# SUPPLIED DATA
════════════════

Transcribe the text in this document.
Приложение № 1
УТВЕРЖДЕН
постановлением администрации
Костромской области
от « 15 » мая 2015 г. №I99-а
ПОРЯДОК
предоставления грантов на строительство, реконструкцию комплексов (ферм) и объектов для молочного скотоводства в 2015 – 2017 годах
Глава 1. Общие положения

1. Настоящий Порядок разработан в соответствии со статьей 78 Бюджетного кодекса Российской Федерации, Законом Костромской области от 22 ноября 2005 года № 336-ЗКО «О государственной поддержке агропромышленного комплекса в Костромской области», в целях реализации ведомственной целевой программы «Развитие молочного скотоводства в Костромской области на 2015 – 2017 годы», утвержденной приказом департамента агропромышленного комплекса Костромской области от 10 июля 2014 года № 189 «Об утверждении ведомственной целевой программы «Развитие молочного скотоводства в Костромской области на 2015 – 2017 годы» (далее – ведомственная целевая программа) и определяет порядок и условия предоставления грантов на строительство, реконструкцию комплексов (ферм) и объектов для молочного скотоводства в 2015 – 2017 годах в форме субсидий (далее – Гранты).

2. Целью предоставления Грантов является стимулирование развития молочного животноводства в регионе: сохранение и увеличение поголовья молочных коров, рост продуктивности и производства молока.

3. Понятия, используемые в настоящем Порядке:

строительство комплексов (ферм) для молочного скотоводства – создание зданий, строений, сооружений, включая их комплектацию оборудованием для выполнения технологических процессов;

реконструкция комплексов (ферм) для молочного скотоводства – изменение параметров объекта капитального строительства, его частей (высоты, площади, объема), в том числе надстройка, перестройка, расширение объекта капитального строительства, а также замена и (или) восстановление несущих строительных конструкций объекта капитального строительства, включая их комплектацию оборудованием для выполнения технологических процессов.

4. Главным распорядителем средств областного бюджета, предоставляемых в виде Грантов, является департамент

════════════════

# WORK TO DO
Gather all lines where the word "процессов" appears.

# RESPONSE TO THE TASK
строительство комплексов (ферм) для молочного скотоводства – создание зданий, строений, сооружений, включая их комплектацию оборудованием для выполнения технологических процессов;
реконструкция комплексов (ферм) для молочного скотоводства – изменение параметров объекта капитального строительства, его частей (высоты, площади, объема), в том числе надстройка, перестройка, расширение объекта капитального строительства, а также замена и (или) восстановление несущих строительных конструкций объекта капитального строительства, включая их комплектацию оборудованием для выполнения технологических процессов.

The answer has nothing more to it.